■ **TASK STATEMENT**:
Transcribe the records below exactly, leaving out any pictures.

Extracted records
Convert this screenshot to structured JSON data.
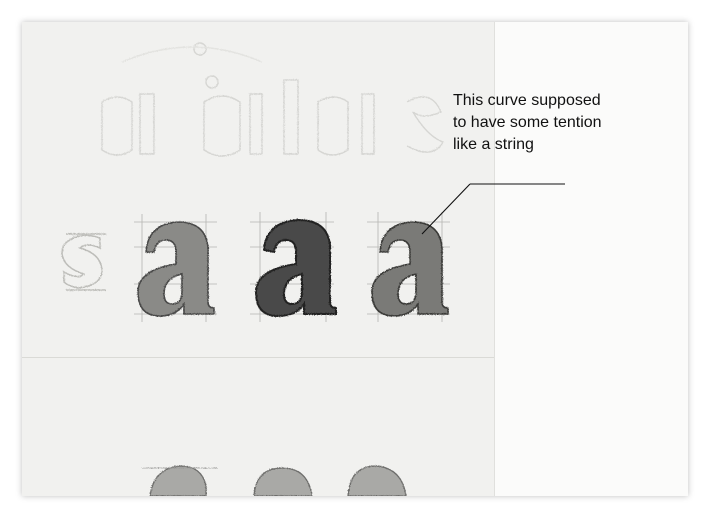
{
  "annotation": {
    "lines": [
      "This curve supposed",
      "to have some tention",
      "like a string"
    ]
  }
}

■ **TASK RESPONSE**:
Convert this screenshot to structured JSON data.
{
  "annotation": {
    "lines": [
      "This curve supposed",
      "to have some tention",
      "like a string"
    ]
  }
}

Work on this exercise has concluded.